Reproduce the records exactly.

▸ **Exercise materials**

◇ ◇ ◇ ◇

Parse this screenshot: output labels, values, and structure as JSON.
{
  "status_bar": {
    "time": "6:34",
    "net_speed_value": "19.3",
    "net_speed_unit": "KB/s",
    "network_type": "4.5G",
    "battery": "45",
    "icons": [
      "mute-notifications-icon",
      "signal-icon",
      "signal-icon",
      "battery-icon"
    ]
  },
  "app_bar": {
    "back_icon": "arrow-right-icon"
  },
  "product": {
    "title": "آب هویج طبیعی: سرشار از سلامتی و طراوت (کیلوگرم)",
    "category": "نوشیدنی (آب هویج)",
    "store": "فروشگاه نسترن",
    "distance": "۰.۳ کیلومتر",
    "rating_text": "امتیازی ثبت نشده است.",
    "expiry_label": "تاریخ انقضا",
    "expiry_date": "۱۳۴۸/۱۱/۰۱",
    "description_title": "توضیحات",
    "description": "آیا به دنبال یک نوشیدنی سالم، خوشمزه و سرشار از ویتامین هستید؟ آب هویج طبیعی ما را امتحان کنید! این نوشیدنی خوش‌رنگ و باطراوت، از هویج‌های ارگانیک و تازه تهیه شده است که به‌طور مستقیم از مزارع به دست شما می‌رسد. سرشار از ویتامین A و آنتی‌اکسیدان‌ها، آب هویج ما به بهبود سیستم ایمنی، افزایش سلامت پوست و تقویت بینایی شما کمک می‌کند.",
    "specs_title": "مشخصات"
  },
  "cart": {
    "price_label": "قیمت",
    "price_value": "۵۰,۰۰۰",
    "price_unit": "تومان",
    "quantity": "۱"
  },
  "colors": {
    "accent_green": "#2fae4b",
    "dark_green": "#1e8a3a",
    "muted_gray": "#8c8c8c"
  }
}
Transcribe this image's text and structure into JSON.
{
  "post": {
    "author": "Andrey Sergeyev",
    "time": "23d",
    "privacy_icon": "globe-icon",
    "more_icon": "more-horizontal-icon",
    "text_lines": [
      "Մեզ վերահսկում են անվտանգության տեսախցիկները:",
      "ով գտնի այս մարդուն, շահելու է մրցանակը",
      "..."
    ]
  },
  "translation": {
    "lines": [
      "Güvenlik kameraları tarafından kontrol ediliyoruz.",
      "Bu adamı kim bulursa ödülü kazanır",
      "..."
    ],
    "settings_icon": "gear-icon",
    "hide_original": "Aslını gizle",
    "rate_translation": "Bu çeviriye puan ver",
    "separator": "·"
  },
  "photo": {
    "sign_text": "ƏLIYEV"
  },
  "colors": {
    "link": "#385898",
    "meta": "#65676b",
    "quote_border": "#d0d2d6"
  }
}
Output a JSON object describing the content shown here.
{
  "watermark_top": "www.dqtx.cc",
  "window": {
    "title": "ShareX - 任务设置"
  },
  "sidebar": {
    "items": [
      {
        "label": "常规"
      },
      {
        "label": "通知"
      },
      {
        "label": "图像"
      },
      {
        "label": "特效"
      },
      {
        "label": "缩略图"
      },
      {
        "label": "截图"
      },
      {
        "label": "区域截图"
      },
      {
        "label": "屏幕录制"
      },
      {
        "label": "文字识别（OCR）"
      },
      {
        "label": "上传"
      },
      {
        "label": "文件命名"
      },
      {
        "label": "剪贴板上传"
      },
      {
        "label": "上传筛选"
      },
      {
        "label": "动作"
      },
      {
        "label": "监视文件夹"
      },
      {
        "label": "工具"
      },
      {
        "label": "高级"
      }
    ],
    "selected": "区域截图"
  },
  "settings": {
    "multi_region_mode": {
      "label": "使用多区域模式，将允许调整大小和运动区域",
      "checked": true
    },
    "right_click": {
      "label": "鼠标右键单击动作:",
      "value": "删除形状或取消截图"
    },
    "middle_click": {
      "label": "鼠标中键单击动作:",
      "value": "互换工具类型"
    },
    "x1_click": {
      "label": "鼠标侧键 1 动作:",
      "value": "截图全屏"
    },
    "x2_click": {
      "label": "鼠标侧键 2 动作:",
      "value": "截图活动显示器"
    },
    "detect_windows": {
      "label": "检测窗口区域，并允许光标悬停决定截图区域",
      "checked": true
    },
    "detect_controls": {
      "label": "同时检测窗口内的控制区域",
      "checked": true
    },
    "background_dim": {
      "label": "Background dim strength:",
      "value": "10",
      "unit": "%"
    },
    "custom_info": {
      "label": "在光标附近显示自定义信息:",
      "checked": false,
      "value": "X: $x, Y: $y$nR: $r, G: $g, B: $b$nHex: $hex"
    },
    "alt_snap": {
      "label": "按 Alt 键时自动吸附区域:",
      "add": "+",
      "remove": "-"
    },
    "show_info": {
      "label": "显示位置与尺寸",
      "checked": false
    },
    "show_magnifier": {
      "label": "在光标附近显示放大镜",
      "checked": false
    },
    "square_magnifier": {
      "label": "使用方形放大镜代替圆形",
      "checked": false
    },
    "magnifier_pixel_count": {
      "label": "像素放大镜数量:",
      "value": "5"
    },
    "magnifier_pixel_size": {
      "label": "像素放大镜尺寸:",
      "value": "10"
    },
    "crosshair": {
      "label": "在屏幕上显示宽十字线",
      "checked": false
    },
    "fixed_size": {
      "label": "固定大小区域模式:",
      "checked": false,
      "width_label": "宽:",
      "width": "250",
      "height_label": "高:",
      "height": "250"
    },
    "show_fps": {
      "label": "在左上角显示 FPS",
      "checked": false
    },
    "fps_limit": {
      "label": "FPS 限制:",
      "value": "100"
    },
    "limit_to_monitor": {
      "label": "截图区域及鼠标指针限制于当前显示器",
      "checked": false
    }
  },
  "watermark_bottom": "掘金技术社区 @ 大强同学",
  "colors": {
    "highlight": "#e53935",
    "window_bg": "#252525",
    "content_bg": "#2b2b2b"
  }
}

◇ ◇ ◇ ◇

▸ **Solution for this problem**
Parse this screenshot: output labels, values, and structure as JSON.
{
  "status_bar": {
    "time": "6:34",
    "net_speed_value": "19.3",
    "net_speed_unit": "KB/s",
    "network_type": "4.5G",
    "battery": "45",
    "icons": [
      "mute-notifications-icon",
      "signal-icon",
      "signal-icon",
      "battery-icon"
    ]
  },
  "app_bar": {
    "back_icon": "arrow-right-icon"
  },
  "product": {
    "title": "آب هویج طبیعی: سرشار از سلامتی و طراوت (کیلوگرم)",
    "category": "نوشیدنی (آب هویج)",
    "store": "فروشگاه نسترن",
    "distance": "۰.۳ کیلومتر",
    "rating_text": "امتیازی ثبت نشده است.",
    "expiry_label": "تاریخ انقضا",
    "expiry_date": "۱۳۴۸/۱۱/۰۱",
    "description_title": "توضیحات",
    "description": "آیا به دنبال یک نوشیدنی سالم، خوشمزه و سرشار از ویتامین هستید؟ آب هویج طبیعی ما را امتحان کنید! این نوشیدنی خوش‌رنگ و باطراوت، از هویج‌های ارگانیک و تازه تهیه شده است که به‌طور مستقیم از مزارع به دست شما می‌رسد. سرشار از ویتامین A و آنتی‌اکسیدان‌ها، آب هویج ما به بهبود سیستم ایمنی، افزایش سلامت پوست و تقویت بینایی شما کمک می‌کند.",
    "specs_title": "مشخصات"
  },
  "cart": {
    "price_label": "قیمت",
    "price_value": "۵۰,۰۰۰",
    "price_unit": "تومان",
    "quantity": "۱"
  },
  "colors": {
    "accent_green": "#2fae4b",
    "dark_green": "#1e8a3a",
    "muted_gray": "#8c8c8c"
  }
}
Transcribe this image's text and structure into JSON.
{
  "post": {
    "author": "Andrey Sergeyev",
    "time": "23d",
    "privacy_icon": "globe-icon",
    "more_icon": "more-horizontal-icon",
    "text_lines": [
      "Մեզ վերահսկում են անվտանգության տեսախցիկները:",
      "ով գտնի այս մարդուն, շահելու է մրցանակը",
      "..."
    ]
  },
  "translation": {
    "lines": [
      "Güvenlik kameraları tarafından kontrol ediliyoruz.",
      "Bu adamı kim bulursa ödülü kazanır",
      "..."
    ],
    "settings_icon": "gear-icon",
    "hide_original": "Aslını gizle",
    "rate_translation": "Bu çeviriye puan ver",
    "separator": "·"
  },
  "photo": {
    "sign_text": "ƏLIYEV"
  },
  "colors": {
    "link": "#385898",
    "meta": "#65676b",
    "quote_border": "#d0d2d6"
  }
}
Output a JSON object describing the content shown here.
{
  "watermark_top": "www.dqtx.cc",
  "window": {
    "title": "ShareX - 任务设置"
  },
  "sidebar": {
    "items": [
      {
        "label": "常规"
      },
      {
        "label": "通知"
      },
      {
        "label": "图像"
      },
      {
        "label": "特效"
      },
      {
        "label": "缩略图"
      },
      {
        "label": "截图"
      },
      {
        "label": "区域截图"
      },
      {
        "label": "屏幕录制"
      },
      {
        "label": "文字识别（OCR）"
      },
      {
        "label": "上传"
      },
      {
        "label": "文件命名"
      },
      {
        "label": "剪贴板上传"
      },
      {
        "label": "上传筛选"
      },
      {
        "label": "动作"
      },
      {
        "label": "监视文件夹"
      },
      {
        "label": "工具"
      },
      {
        "label": "高级"
      }
    ],
    "selected": "区域截图"
  },
  "settings": {
    "multi_region_mode": {
      "label": "使用多区域模式，将允许调整大小和运动区域",
      "checked": true
    },
    "right_click": {
      "label": "鼠标右键单击动作:",
      "value": "删除形状或取消截图"
    },
    "middle_click": {
      "label": "鼠标中键单击动作:",
      "value": "互换工具类型"
    },
    "x1_click": {
      "label": "鼠标侧键 1 动作:",
      "value": "截图全屏"
    },
    "x2_click": {
      "label": "鼠标侧键 2 动作:",
      "value": "截图活动显示器"
    },
    "detect_windows": {
      "label": "检测窗口区域，并允许光标悬停决定截图区域",
      "checked": true
    },
    "detect_controls": {
      "label": "同时检测窗口内的控制区域",
      "checked": true
    },
    "background_dim": {
      "label": "Background dim strength:",
      "value": "10",
      "unit": "%"
    },
    "custom_info": {
      "label": "在光标附近显示自定义信息:",
      "checked": false,
      "value": "X: $x, Y: $y$nR: $r, G: $g, B: $b$nHex: $hex"
    },
    "alt_snap": {
      "label": "按 Alt 键时自动吸附区域:",
      "add": "+",
      "remove": "-"
    },
    "show_info": {
      "label": "显示位置与尺寸",
      "checked": false
    },
    "show_magnifier": {
      "label": "在光标附近显示放大镜",
      "checked": false
    },
    "square_magnifier": {
      "label": "使用方形放大镜代替圆形",
      "checked": false
    },
    "magnifier_pixel_count": {
      "label": "像素放大镜数量:",
      "value": "5"
    },
    "magnifier_pixel_size": {
      "label": "像素放大镜尺寸:",
      "value": "10"
    },
    "crosshair": {
      "label": "在屏幕上显示宽十字线",
      "checked": false
    },
    "fixed_size": {
      "label": "固定大小区域模式:",
      "checked": false,
      "width_label": "宽:",
      "width": "250",
      "height_label": "高:",
      "height": "250"
    },
    "show_fps": {
      "label": "在左上角显示 FPS",
      "checked": false
    },
    "fps_limit": {
      "label": "FPS 限制:",
      "value": "100"
    },
    "limit_to_monitor": {
      "label": "截图区域及鼠标指针限制于当前显示器",
      "checked": false
    }
  },
  "watermark_bottom": "掘金技术社区 @ 大强同学",
  "colors": {
    "highlight": "#e53935",
    "window_bg": "#252525",
    "content_bg": "#2b2b2b"
  }
}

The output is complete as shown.